[Extracted data entries]
⟨

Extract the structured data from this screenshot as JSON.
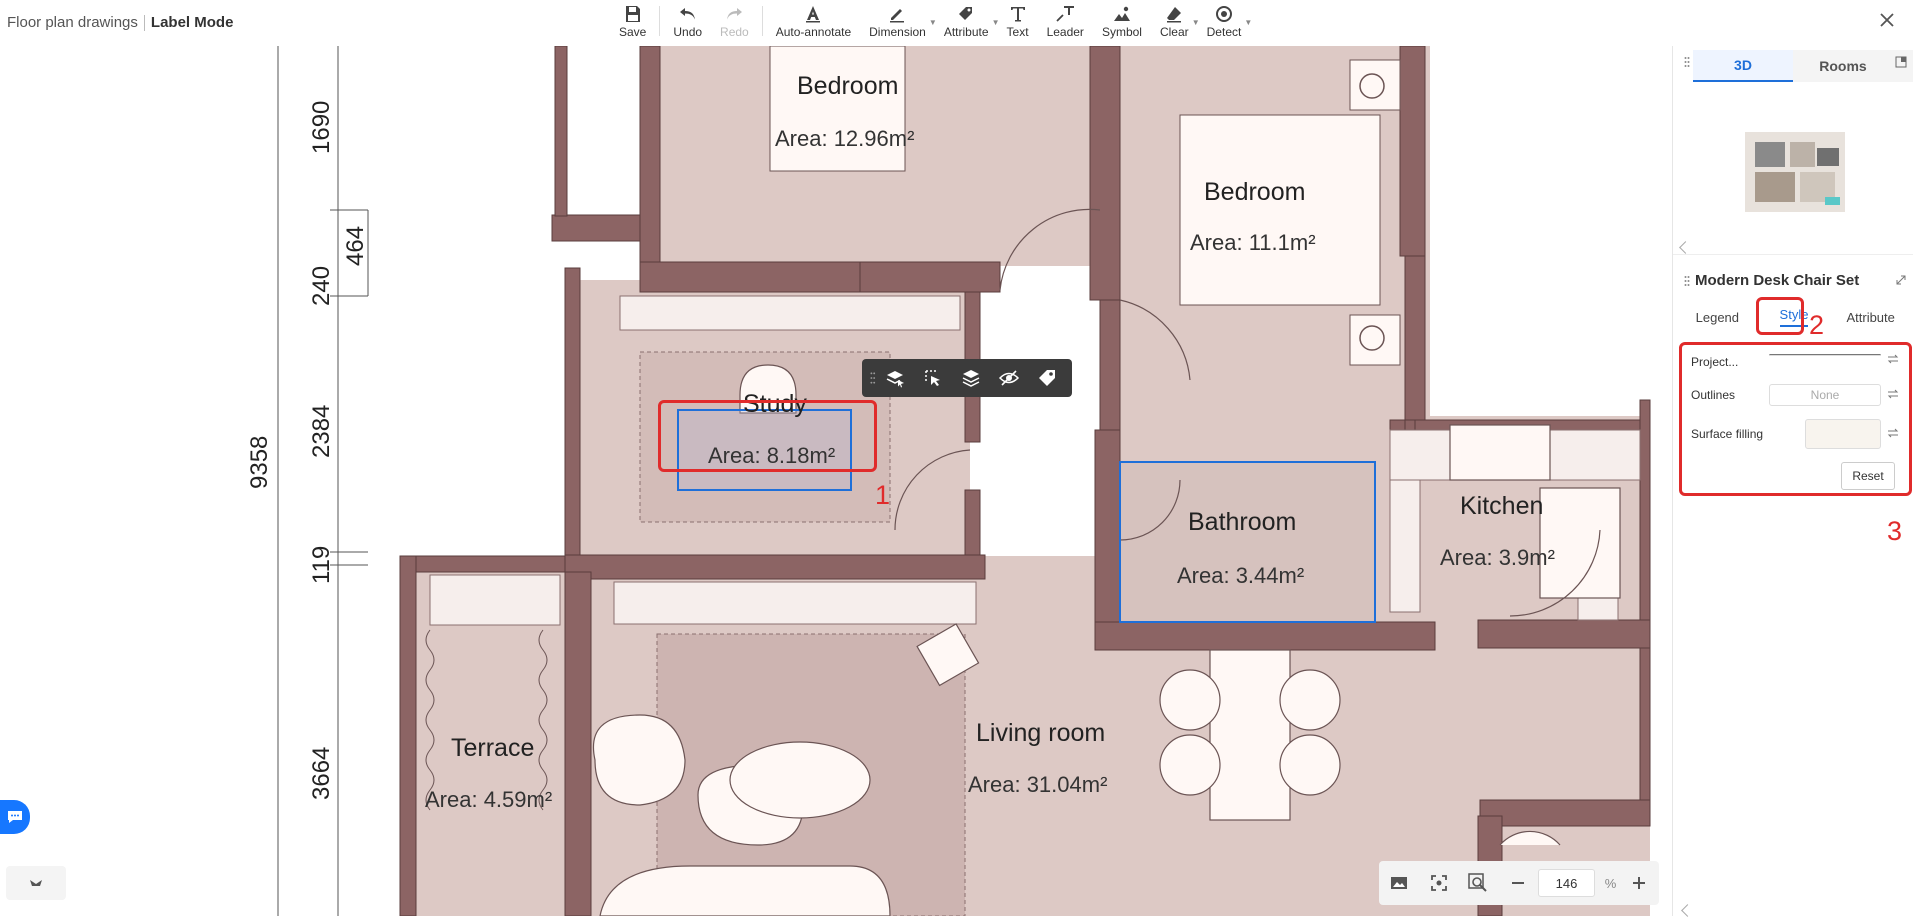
{
  "header": {
    "breadcrumb": "Floor plan drawings",
    "mode": "Label Mode",
    "tools": [
      {
        "label": "Save",
        "icon": "save-icon",
        "disabled": false,
        "caret": false
      },
      {
        "label": "Undo",
        "icon": "undo-icon",
        "disabled": false,
        "caret": false
      },
      {
        "label": "Redo",
        "icon": "redo-icon",
        "disabled": true,
        "caret": false
      },
      {
        "label": "Auto-annotate",
        "icon": "auto-annotate-icon",
        "disabled": false,
        "caret": false
      },
      {
        "label": "Dimension",
        "icon": "dimension-icon",
        "disabled": false,
        "caret": true
      },
      {
        "label": "Attribute",
        "icon": "tag-icon",
        "disabled": false,
        "caret": true
      },
      {
        "label": "Text",
        "icon": "text-icon",
        "disabled": false,
        "caret": false
      },
      {
        "label": "Leader",
        "icon": "leader-icon",
        "disabled": false,
        "caret": false
      },
      {
        "label": "Symbol",
        "icon": "symbol-icon",
        "disabled": false,
        "caret": false
      },
      {
        "label": "Clear",
        "icon": "eraser-icon",
        "disabled": false,
        "caret": true
      },
      {
        "label": "Detect",
        "icon": "detect-icon",
        "disabled": false,
        "caret": true
      }
    ]
  },
  "plan": {
    "rooms": [
      {
        "name": "Bedroom",
        "area": "Area: 12.96m²"
      },
      {
        "name": "Bedroom",
        "area": "Area: 11.1m²"
      },
      {
        "name": "Study",
        "area": "Area: 8.18m²"
      },
      {
        "name": "Bathroom",
        "area": "Area: 3.44m²"
      },
      {
        "name": "Kitchen",
        "area": "Area: 3.9m²"
      },
      {
        "name": "Terrace",
        "area": "Area: 4.59m²"
      },
      {
        "name": "Living room",
        "area": "Area: 31.04m²"
      }
    ],
    "dimensions": [
      "1690",
      "464",
      "240",
      "2384",
      "119",
      "3664",
      "9358"
    ],
    "annotations": [
      "1",
      "2",
      "3"
    ]
  },
  "zoom": {
    "value": "146",
    "unit": "%"
  },
  "panel": {
    "view_tabs": [
      "3D",
      "Rooms"
    ],
    "object_title": "Modern Desk Chair Set",
    "tabs": [
      "Legend",
      "Style",
      "Attribute"
    ],
    "props": {
      "projection_label": "Project...",
      "outlines_label": "Outlines",
      "outlines_value": "None",
      "fill_label": "Surface filling",
      "reset_label": "Reset"
    }
  },
  "colors": {
    "wall": "#8c6464",
    "floor": "#ddc9c5",
    "selection": "#1e6fd9",
    "highlight": "#e02b2b",
    "accent": "#1e6fd9"
  }
}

⟩

__WORK TO BE COMPLETED__:
Write out every record above exactly as it stands, but leave out the pictures.

__CORRECT RESULT__:
Extract the structured data from this screenshot as JSON.
{
  "header": {
    "breadcrumb": "Floor plan drawings",
    "mode": "Label Mode",
    "tools": [
      {
        "label": "Save",
        "icon": "save-icon",
        "disabled": false,
        "caret": false
      },
      {
        "label": "Undo",
        "icon": "undo-icon",
        "disabled": false,
        "caret": false
      },
      {
        "label": "Redo",
        "icon": "redo-icon",
        "disabled": true,
        "caret": false
      },
      {
        "label": "Auto-annotate",
        "icon": "auto-annotate-icon",
        "disabled": false,
        "caret": false
      },
      {
        "label": "Dimension",
        "icon": "dimension-icon",
        "disabled": false,
        "caret": true
      },
      {
        "label": "Attribute",
        "icon": "tag-icon",
        "disabled": false,
        "caret": true
      },
      {
        "label": "Text",
        "icon": "text-icon",
        "disabled": false,
        "caret": false
      },
      {
        "label": "Leader",
        "icon": "leader-icon",
        "disabled": false,
        "caret": false
      },
      {
        "label": "Symbol",
        "icon": "symbol-icon",
        "disabled": false,
        "caret": false
      },
      {
        "label": "Clear",
        "icon": "eraser-icon",
        "disabled": false,
        "caret": true
      },
      {
        "label": "Detect",
        "icon": "detect-icon",
        "disabled": false,
        "caret": true
      }
    ]
  },
  "plan": {
    "rooms": [
      {
        "name": "Bedroom",
        "area": "Area: 12.96m²"
      },
      {
        "name": "Bedroom",
        "area": "Area: 11.1m²"
      },
      {
        "name": "Study",
        "area": "Area: 8.18m²"
      },
      {
        "name": "Bathroom",
        "area": "Area: 3.44m²"
      },
      {
        "name": "Kitchen",
        "area": "Area: 3.9m²"
      },
      {
        "name": "Terrace",
        "area": "Area: 4.59m²"
      },
      {
        "name": "Living room",
        "area": "Area: 31.04m²"
      }
    ],
    "dimensions": [
      "1690",
      "464",
      "240",
      "2384",
      "119",
      "3664",
      "9358"
    ],
    "annotations": [
      "1",
      "2",
      "3"
    ]
  },
  "zoom": {
    "value": "146",
    "unit": "%"
  },
  "panel": {
    "view_tabs": [
      "3D",
      "Rooms"
    ],
    "object_title": "Modern Desk Chair Set",
    "tabs": [
      "Legend",
      "Style",
      "Attribute"
    ],
    "props": {
      "projection_label": "Project...",
      "outlines_label": "Outlines",
      "outlines_value": "None",
      "fill_label": "Surface filling",
      "reset_label": "Reset"
    }
  },
  "colors": {
    "wall": "#8c6464",
    "floor": "#ddc9c5",
    "selection": "#1e6fd9",
    "highlight": "#e02b2b",
    "accent": "#1e6fd9"
  }
}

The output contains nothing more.